EXERCISE GOAL ▸ Output every line of the material exactly, omitting images.

Figure dataset records
::::

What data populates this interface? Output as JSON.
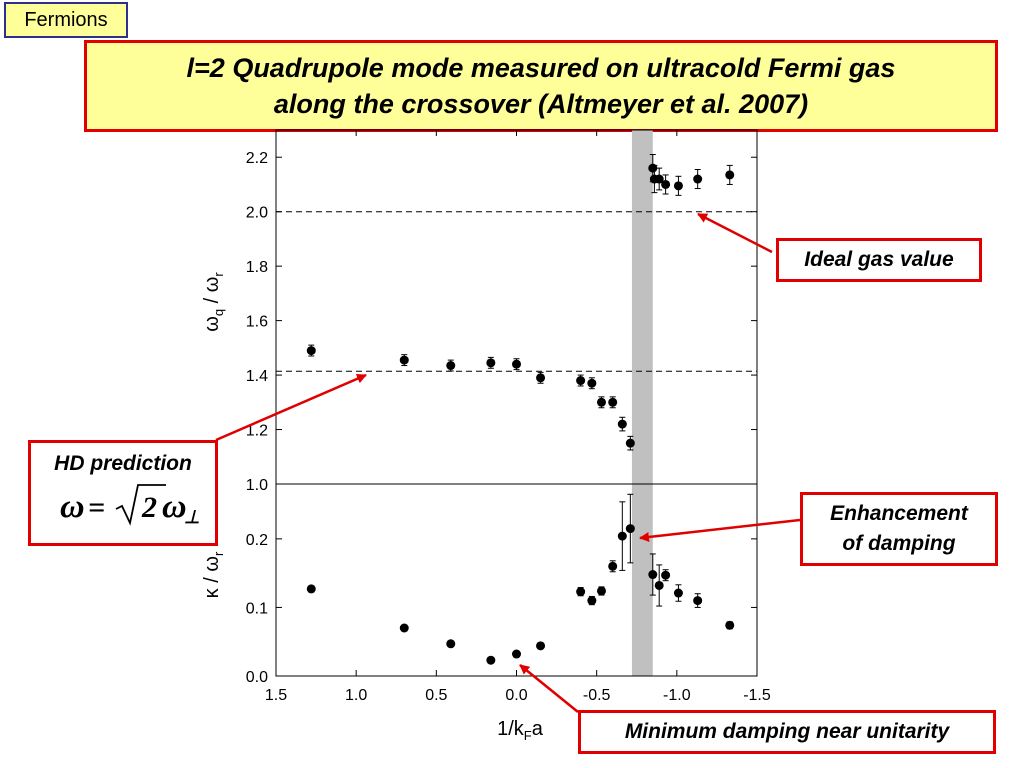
{
  "header": {
    "tag": "Fermions",
    "title_line1": "l=2 Quadrupole mode measured on ultracold Fermi gas",
    "title_line2": "along the crossover (Altmeyer et al. 2007)"
  },
  "callouts": {
    "ideal_gas": "Ideal gas value",
    "hd_prediction": "HD prediction",
    "enhancement_line1": "Enhancement",
    "enhancement_line2": "of damping",
    "minimum_damping": "Minimum damping near unitarity"
  },
  "colors": {
    "title_bg": "#ffff99",
    "callout_border": "#e00000",
    "arrow": "#e00000",
    "shaded_band": "#c0c0c0"
  },
  "chart_data": [
    {
      "type": "scatter",
      "ylabel": "ωq / ωr",
      "xlim": [
        1.5,
        -1.5
      ],
      "ylim": [
        1.0,
        2.3
      ],
      "y_ticks": [
        "1.0",
        "1.2",
        "1.4",
        "1.6",
        "1.8",
        "2.0",
        "2.2"
      ],
      "reference_lines": [
        1.414,
        2.0
      ],
      "shaded_x_range": [
        -0.72,
        -0.85
      ],
      "points": [
        {
          "x": 1.28,
          "y": 1.49,
          "err": 0.02
        },
        {
          "x": 0.7,
          "y": 1.455,
          "err": 0.02
        },
        {
          "x": 0.41,
          "y": 1.435,
          "err": 0.02
        },
        {
          "x": 0.16,
          "y": 1.445,
          "err": 0.02
        },
        {
          "x": 0.0,
          "y": 1.44,
          "err": 0.02
        },
        {
          "x": -0.15,
          "y": 1.39,
          "err": 0.02
        },
        {
          "x": -0.4,
          "y": 1.38,
          "err": 0.02
        },
        {
          "x": -0.47,
          "y": 1.37,
          "err": 0.02
        },
        {
          "x": -0.53,
          "y": 1.3,
          "err": 0.02
        },
        {
          "x": -0.6,
          "y": 1.3,
          "err": 0.02
        },
        {
          "x": -0.66,
          "y": 1.22,
          "err": 0.025
        },
        {
          "x": -0.71,
          "y": 1.15,
          "err": 0.025
        },
        {
          "x": -0.85,
          "y": 2.16,
          "err": 0.05
        },
        {
          "x": -0.86,
          "y": 2.12,
          "err": 0.05
        },
        {
          "x": -0.89,
          "y": 2.12,
          "err": 0.04
        },
        {
          "x": -0.93,
          "y": 2.1,
          "err": 0.035
        },
        {
          "x": -1.01,
          "y": 2.095,
          "err": 0.035
        },
        {
          "x": -1.13,
          "y": 2.12,
          "err": 0.035
        },
        {
          "x": -1.33,
          "y": 2.135,
          "err": 0.035
        }
      ]
    },
    {
      "type": "scatter",
      "ylabel": "κ / ωr",
      "xlabel": "1/kFa",
      "xlim": [
        1.5,
        -1.5
      ],
      "ylim": [
        0.0,
        0.28
      ],
      "x_ticks": [
        "1.5",
        "1.0",
        "0.5",
        "0.0",
        "-0.5",
        "-1.0",
        "-1.5"
      ],
      "y_ticks": [
        "0.0",
        "0.1",
        "0.2"
      ],
      "shaded_x_range": [
        -0.72,
        -0.85
      ],
      "points": [
        {
          "x": 1.28,
          "y": 0.127,
          "err": 0.004
        },
        {
          "x": 0.7,
          "y": 0.07,
          "err": 0.004
        },
        {
          "x": 0.41,
          "y": 0.047,
          "err": 0.003
        },
        {
          "x": 0.16,
          "y": 0.023,
          "err": 0.003
        },
        {
          "x": 0.0,
          "y": 0.032,
          "err": 0.003
        },
        {
          "x": -0.15,
          "y": 0.044,
          "err": 0.004
        },
        {
          "x": -0.4,
          "y": 0.123,
          "err": 0.006
        },
        {
          "x": -0.47,
          "y": 0.11,
          "err": 0.006
        },
        {
          "x": -0.53,
          "y": 0.124,
          "err": 0.006
        },
        {
          "x": -0.6,
          "y": 0.16,
          "err": 0.008
        },
        {
          "x": -0.66,
          "y": 0.204,
          "err": 0.05
        },
        {
          "x": -0.71,
          "y": 0.215,
          "err": 0.05
        },
        {
          "x": -0.85,
          "y": 0.148,
          "err": 0.03
        },
        {
          "x": -0.89,
          "y": 0.132,
          "err": 0.03
        },
        {
          "x": -0.93,
          "y": 0.147,
          "err": 0.008
        },
        {
          "x": -1.01,
          "y": 0.121,
          "err": 0.012
        },
        {
          "x": -1.13,
          "y": 0.11,
          "err": 0.01
        },
        {
          "x": -1.33,
          "y": 0.074,
          "err": 0.005
        }
      ]
    }
  ]
}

::::

WORKED ANSWER ▸
What data populates this interface? Output as JSON.
{
  "header": {
    "tag": "Fermions",
    "title_line1": "l=2 Quadrupole mode measured on ultracold Fermi gas",
    "title_line2": "along the crossover (Altmeyer et al. 2007)"
  },
  "callouts": {
    "ideal_gas": "Ideal gas value",
    "hd_prediction": "HD prediction",
    "enhancement_line1": "Enhancement",
    "enhancement_line2": "of damping",
    "minimum_damping": "Minimum damping near unitarity"
  },
  "colors": {
    "title_bg": "#ffff99",
    "callout_border": "#e00000",
    "arrow": "#e00000",
    "shaded_band": "#c0c0c0"
  },
  "chart_data": [
    {
      "type": "scatter",
      "ylabel": "ωq / ωr",
      "xlim": [
        1.5,
        -1.5
      ],
      "ylim": [
        1.0,
        2.3
      ],
      "y_ticks": [
        "1.0",
        "1.2",
        "1.4",
        "1.6",
        "1.8",
        "2.0",
        "2.2"
      ],
      "reference_lines": [
        1.414,
        2.0
      ],
      "shaded_x_range": [
        -0.72,
        -0.85
      ],
      "points": [
        {
          "x": 1.28,
          "y": 1.49,
          "err": 0.02
        },
        {
          "x": 0.7,
          "y": 1.455,
          "err": 0.02
        },
        {
          "x": 0.41,
          "y": 1.435,
          "err": 0.02
        },
        {
          "x": 0.16,
          "y": 1.445,
          "err": 0.02
        },
        {
          "x": 0.0,
          "y": 1.44,
          "err": 0.02
        },
        {
          "x": -0.15,
          "y": 1.39,
          "err": 0.02
        },
        {
          "x": -0.4,
          "y": 1.38,
          "err": 0.02
        },
        {
          "x": -0.47,
          "y": 1.37,
          "err": 0.02
        },
        {
          "x": -0.53,
          "y": 1.3,
          "err": 0.02
        },
        {
          "x": -0.6,
          "y": 1.3,
          "err": 0.02
        },
        {
          "x": -0.66,
          "y": 1.22,
          "err": 0.025
        },
        {
          "x": -0.71,
          "y": 1.15,
          "err": 0.025
        },
        {
          "x": -0.85,
          "y": 2.16,
          "err": 0.05
        },
        {
          "x": -0.86,
          "y": 2.12,
          "err": 0.05
        },
        {
          "x": -0.89,
          "y": 2.12,
          "err": 0.04
        },
        {
          "x": -0.93,
          "y": 2.1,
          "err": 0.035
        },
        {
          "x": -1.01,
          "y": 2.095,
          "err": 0.035
        },
        {
          "x": -1.13,
          "y": 2.12,
          "err": 0.035
        },
        {
          "x": -1.33,
          "y": 2.135,
          "err": 0.035
        }
      ]
    },
    {
      "type": "scatter",
      "ylabel": "κ / ωr",
      "xlabel": "1/kFa",
      "xlim": [
        1.5,
        -1.5
      ],
      "ylim": [
        0.0,
        0.28
      ],
      "x_ticks": [
        "1.5",
        "1.0",
        "0.5",
        "0.0",
        "-0.5",
        "-1.0",
        "-1.5"
      ],
      "y_ticks": [
        "0.0",
        "0.1",
        "0.2"
      ],
      "shaded_x_range": [
        -0.72,
        -0.85
      ],
      "points": [
        {
          "x": 1.28,
          "y": 0.127,
          "err": 0.004
        },
        {
          "x": 0.7,
          "y": 0.07,
          "err": 0.004
        },
        {
          "x": 0.41,
          "y": 0.047,
          "err": 0.003
        },
        {
          "x": 0.16,
          "y": 0.023,
          "err": 0.003
        },
        {
          "x": 0.0,
          "y": 0.032,
          "err": 0.003
        },
        {
          "x": -0.15,
          "y": 0.044,
          "err": 0.004
        },
        {
          "x": -0.4,
          "y": 0.123,
          "err": 0.006
        },
        {
          "x": -0.47,
          "y": 0.11,
          "err": 0.006
        },
        {
          "x": -0.53,
          "y": 0.124,
          "err": 0.006
        },
        {
          "x": -0.6,
          "y": 0.16,
          "err": 0.008
        },
        {
          "x": -0.66,
          "y": 0.204,
          "err": 0.05
        },
        {
          "x": -0.71,
          "y": 0.215,
          "err": 0.05
        },
        {
          "x": -0.85,
          "y": 0.148,
          "err": 0.03
        },
        {
          "x": -0.89,
          "y": 0.132,
          "err": 0.03
        },
        {
          "x": -0.93,
          "y": 0.147,
          "err": 0.008
        },
        {
          "x": -1.01,
          "y": 0.121,
          "err": 0.012
        },
        {
          "x": -1.13,
          "y": 0.11,
          "err": 0.01
        },
        {
          "x": -1.33,
          "y": 0.074,
          "err": 0.005
        }
      ]
    }
  ]
}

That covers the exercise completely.